### DOCUMENT SECTION
========

Of course, due to budgetary constraints and equipment availability, many folks are forced to do everything within software. But you can still accomplish virtually everything I have described here, using outboard hardware, instead with software. I use my software almost identically to the way I use my hardware when I am doing everything within the computer, ITB. And that's where sometimes I might use 24-bit? But it's only because my digital hard disk multitrack recorder, simply defaults to 24-bit. I can change that to 16 but I generally don't. And as I don't really find that 24-bit does anything extra for me? I don't need it. I don't require it.
Part of the problem with becoming a good engineer is to not really care about what the specifications are indicated for the piece of equipment you are purchasing/I am purchasing. If it says it is a piece of professional audio equipment? I know it's a piece of professional audio equipment. There is nothing else I need to know. But there is. What I need to know is not what it can do. But what it can't do. That's more important to me than anything else. That gives me the freedom to even use, entry-level, low end, Chinese, bargain equipment and still get a great sound. Because I know what it can't deliver for me. By knowing that, I can judge, quite correctly, what my workaround has to be, to make a Barringer, Mackie, TEAC mixer sound like an API or Neve. And how do you make it sound like that? Well... it's all about headroom. Prosumer equipment, generally does not offer up the headroom, of the high-priced stuff. So how do you get that extra headroom sound that only the top quality equipment offers? It's simple. You cheat. How do you cheat the equipment?

========

### DATA ROWS
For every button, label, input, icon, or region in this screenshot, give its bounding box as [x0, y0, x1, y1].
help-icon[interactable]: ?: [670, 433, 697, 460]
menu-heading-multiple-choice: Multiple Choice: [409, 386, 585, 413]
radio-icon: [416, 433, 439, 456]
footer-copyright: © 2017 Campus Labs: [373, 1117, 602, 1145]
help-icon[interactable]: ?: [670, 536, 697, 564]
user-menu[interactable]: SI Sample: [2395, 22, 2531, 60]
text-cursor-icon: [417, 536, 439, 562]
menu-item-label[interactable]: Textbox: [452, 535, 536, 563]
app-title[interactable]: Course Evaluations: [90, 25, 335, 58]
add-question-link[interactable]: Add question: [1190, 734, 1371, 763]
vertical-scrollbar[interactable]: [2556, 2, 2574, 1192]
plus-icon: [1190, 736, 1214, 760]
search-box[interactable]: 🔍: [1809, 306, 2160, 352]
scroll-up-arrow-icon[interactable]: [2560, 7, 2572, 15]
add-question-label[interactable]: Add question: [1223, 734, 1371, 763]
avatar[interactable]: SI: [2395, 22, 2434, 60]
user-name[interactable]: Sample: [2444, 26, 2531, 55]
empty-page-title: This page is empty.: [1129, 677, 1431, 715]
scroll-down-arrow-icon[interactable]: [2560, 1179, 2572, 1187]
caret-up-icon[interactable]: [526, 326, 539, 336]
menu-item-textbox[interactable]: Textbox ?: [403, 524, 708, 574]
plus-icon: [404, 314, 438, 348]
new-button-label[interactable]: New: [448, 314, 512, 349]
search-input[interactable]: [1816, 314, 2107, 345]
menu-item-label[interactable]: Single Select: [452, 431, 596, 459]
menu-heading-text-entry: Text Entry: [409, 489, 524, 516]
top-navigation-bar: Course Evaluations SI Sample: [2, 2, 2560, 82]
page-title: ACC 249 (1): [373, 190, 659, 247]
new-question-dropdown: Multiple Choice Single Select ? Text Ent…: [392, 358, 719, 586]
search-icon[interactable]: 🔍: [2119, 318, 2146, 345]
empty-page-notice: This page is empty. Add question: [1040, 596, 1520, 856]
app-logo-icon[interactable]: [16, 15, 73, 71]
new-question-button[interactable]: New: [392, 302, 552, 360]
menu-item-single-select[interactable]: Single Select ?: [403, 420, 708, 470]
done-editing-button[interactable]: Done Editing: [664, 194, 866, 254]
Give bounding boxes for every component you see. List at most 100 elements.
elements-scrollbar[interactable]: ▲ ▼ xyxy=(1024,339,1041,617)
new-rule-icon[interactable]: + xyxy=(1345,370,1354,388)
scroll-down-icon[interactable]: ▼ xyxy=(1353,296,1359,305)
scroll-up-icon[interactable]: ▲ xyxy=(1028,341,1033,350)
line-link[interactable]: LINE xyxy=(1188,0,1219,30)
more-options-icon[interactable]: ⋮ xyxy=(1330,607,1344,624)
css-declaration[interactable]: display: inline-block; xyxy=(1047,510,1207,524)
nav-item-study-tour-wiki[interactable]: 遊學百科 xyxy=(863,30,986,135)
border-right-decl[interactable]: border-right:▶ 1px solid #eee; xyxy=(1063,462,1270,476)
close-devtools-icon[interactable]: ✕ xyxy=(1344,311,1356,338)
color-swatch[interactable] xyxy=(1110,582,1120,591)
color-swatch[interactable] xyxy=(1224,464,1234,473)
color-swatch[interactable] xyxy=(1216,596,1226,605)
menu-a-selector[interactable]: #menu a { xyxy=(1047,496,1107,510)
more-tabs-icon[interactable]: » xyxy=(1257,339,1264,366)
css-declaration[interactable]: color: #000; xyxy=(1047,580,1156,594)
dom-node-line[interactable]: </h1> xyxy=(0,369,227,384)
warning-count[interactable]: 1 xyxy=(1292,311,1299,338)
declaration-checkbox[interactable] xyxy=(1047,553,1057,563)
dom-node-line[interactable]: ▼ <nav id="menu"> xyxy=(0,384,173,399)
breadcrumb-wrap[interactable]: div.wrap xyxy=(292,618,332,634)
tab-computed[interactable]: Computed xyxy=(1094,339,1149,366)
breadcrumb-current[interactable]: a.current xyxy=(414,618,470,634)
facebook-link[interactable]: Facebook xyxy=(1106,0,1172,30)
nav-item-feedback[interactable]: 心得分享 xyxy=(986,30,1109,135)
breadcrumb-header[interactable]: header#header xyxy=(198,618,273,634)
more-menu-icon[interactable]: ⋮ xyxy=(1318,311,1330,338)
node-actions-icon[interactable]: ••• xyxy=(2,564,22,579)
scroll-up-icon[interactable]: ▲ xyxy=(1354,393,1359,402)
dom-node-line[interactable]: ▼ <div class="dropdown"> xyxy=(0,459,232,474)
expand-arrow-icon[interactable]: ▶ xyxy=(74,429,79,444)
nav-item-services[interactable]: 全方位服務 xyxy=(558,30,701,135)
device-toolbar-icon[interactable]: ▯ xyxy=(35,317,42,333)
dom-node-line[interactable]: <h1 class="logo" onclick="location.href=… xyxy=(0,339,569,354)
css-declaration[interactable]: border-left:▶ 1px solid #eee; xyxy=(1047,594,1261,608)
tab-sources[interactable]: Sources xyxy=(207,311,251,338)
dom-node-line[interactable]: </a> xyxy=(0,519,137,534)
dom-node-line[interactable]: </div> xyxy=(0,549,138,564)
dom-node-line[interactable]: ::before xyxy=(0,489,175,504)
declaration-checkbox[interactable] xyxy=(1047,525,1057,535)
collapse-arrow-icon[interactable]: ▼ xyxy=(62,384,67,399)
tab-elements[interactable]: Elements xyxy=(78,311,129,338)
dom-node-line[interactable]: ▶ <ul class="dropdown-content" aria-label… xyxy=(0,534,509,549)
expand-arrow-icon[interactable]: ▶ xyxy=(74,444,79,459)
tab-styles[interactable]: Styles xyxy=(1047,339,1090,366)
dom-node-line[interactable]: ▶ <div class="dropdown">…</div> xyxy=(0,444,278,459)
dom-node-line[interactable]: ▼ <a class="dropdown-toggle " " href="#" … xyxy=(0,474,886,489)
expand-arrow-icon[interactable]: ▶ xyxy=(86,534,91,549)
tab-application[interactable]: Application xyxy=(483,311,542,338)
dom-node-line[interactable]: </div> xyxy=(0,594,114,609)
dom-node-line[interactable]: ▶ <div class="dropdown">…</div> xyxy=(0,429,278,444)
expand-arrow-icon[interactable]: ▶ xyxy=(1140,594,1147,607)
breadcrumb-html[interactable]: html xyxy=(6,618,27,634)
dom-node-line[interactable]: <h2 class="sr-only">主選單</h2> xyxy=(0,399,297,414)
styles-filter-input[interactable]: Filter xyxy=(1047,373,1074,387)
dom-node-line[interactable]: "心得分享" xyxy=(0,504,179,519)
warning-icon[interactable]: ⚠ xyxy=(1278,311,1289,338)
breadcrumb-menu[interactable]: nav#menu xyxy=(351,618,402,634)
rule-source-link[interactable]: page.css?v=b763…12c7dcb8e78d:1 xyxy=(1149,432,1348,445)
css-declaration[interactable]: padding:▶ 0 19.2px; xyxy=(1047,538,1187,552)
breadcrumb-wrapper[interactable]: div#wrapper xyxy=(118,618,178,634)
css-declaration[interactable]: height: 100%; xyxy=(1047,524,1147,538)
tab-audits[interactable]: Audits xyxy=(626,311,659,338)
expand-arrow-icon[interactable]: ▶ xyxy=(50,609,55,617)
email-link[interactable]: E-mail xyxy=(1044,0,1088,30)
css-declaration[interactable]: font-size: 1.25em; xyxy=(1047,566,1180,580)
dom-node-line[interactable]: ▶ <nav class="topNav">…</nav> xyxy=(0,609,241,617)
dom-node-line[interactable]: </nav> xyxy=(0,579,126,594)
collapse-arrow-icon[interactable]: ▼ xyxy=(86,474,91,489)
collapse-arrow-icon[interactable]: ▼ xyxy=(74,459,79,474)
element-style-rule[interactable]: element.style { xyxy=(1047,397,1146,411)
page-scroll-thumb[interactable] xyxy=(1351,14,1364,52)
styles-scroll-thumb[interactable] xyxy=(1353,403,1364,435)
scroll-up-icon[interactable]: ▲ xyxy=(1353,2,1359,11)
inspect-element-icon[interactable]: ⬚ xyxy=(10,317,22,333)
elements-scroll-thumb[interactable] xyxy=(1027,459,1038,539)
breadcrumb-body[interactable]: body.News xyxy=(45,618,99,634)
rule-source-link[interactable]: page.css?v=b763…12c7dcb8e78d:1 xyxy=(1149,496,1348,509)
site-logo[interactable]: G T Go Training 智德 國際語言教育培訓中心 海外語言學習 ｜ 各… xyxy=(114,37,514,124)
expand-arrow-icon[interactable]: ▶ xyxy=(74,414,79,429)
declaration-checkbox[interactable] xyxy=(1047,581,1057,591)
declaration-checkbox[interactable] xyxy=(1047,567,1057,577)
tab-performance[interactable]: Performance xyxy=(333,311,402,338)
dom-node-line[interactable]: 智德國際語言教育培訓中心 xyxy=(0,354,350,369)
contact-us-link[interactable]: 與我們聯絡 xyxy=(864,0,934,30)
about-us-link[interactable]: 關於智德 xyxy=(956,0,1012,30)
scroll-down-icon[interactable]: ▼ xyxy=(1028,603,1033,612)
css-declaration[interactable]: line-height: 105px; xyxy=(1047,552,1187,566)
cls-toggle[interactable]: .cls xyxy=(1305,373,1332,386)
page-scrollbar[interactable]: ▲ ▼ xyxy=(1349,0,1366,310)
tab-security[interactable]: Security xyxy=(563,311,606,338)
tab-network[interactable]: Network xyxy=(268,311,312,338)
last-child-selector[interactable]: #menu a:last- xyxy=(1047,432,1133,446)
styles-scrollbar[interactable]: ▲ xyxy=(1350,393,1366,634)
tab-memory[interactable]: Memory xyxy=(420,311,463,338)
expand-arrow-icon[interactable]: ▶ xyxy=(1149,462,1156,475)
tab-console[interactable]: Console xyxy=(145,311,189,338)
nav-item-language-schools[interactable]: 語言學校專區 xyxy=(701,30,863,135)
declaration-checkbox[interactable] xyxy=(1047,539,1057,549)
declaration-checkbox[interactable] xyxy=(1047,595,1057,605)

========

### WHAT TO WORK ON
1 – In the passage on recording equipment, why does the writer sometimes end up working in 24-bit? Answer in one to three sentences.
2 – Reproduce the passage on recording equipment word for word, from "Of course, due" to "don't require it.".
3 – Extend the passage on recording equipment onward from its final sentence.

### RESPONSES PER TASK
1 – The writer sometimes uses 24-bit only because the digital hard disk multitrack recorder defaults to it. The writer could switch it to 16-bit but generally does not, even though 24-bit does nothing extra for the writer's work.

2 –
Of course, due to budgetary constraints and equipment availability, many folks are forced to do everything within software. But you can still accomplish virtually everything I have described here, using outboard hardware, instead with software. I use my software almost identically to the way I use my hardware when I am doing everything within the computer, ITB. And that's where sometimes I might use 24-bit? But it's only because my digital hard disk multitrack recorder, simply defaults to 24-bit. I can change that to 16 but I generally don't. And as I don't really find that 24-bit does anything extra for me? I don't need it. I don't require it.

3 –
I cheat by changing the gain staging structure. I don't follow what the mixer manufacturer tells you to do to set your gain trim. No. I'll run it lower than normal. But then you don't get the proper output level to the recorder. So to make up that output level lack, you then turn up the output drivers. So I'm not now overloading the microphone preamp nor the summing network. This cheat does offer up one disadvantage. And that is noise. Electronic noise. Thermal noise. But that noise can be more easily dealt with and or masked, by the other tracks. And with rock 'n roll, noise really did never be a problem. Everything is tight miked. Average required microphone preamp gain for that? Usually not much more than 20-30 db, anyhow. So you're not going to get a marked and appreciable amount of extra noise that should make much of any difference. This method is not necessarily all that applicable to fine arts, symphonic and operatic recordings. My 4 major music award nominations are evenly split between those two different genres. Rock 'n Roll and Opera. Most audio engineers I know can only do one or the other. Most can't do both. And that even includes tightly as deemed world-famous engineers like George Massenburg whom I've personally known since I was 15. We talk from time to time still, after all these years. And we don't talk about records or recording techniques. We talk about old times.
Knowing that you're from the UK, I know you'll get this right. At least eventually. I have that much confidence in you guys. Your discipline and your culture are way different from my haphazard, fly by the seat of my pants, engineering technique. I don't have your kind of discipline. I wish I did?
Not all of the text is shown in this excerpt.